06 octobre 2022
Carnet / À propos de L'Unique et sa propriété de Max Stirner
Ma vieille édition de l'Unique et sa propriété
L’Unique et sa propriété de Max Stirner (Johann Kaspar Schmidt, 1806-1856) est un des livres rescapés des purges successives auxquelles je soumets régulièrement ma bibliothèque. Je l’avais demandé comme cadeau d’anniversaire pour mes seize ou dix-sept ans et à cette époque, j’avoue m’être plus d’une fois essoufflé à sa lecture, d’autant que la philosophie ne m’a jamais passionné.
En bon individualiste que je suis toujours et que j’étais encore plus lorsque j’étais jeune homme, le titre avait tout pour m’attirer, unique et propriété étant les deux piliers de mon édifice intellectuel, encore qu’à l’époque, je n’avais qu’une vague intuition du sens élargi que revêt le terme de propriété dans la pensée de Stirner. Je n’en compris évidemment pas toute la portée, ce qui n’avait rien de surprenant ou de honteux pour un gamin en pleine découverte. Je trouvais cette lecture ardue mais je ne pouvais m’empêcher d’y revenir entre de longues pauses, ce qui explique que l’idée de me débarrasser de cet ouvrage ne m’ait jamais effleuré.
+++
*Consignes:*
1) D'après le texte sur « L'Unique et sa propriété », à quelle occasion l'auteur avait-il demandé ce livre ?
2) Poursuivez le texte sur « L'Unique et sa propriété » à partir de sa dernière phrase.

*Données fournies:*
+++
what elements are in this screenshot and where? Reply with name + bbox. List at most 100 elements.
+++
*Réponses par consigne:*
1) Il l'avait demandé comme cadeau d'anniversaire pour ses seize ou dix-sept ans.

2)
L’adolescence et la jeunesse terminée, je laissai au rayon des souvenirs et des curiosités les constructions philosophiques et politiques de Max Stirner, lesquelles, comme tous les systèmes de pensée attachés à une cohérence extrême, se cognent irrémédiablement au réel dont s’accable la maturité. Classique, mon erreur de jeunesse avait été d’essayer vainement d’établir trop de passerelles entre les concepts de Stirner et la réalité, ce qui parasita ma lecture. Il m’eût fallu comprendre plus tôt et plus vite que la philosophie n’est pas là pour nous tracer des routes mais pour nous aider à suivre des pistes et des sentiers.
Dans l'univers des concepts, L’Unique et sa propriété n’a pas pour finalité de s’incarner dans le monde matériel en un jeune homme en quête de sens, ce que je finis par comprendre en prenant un peu de bouteille ! Et puis, nous le savons, quel terrible danger que tout système philosophique visant à se réaliser à l’état pur dans l’organisation intellectuelle d’un individu ou dans celle d’une collectivité et pire encore d’une société : folie furieuse (individuelle et collective) garantie.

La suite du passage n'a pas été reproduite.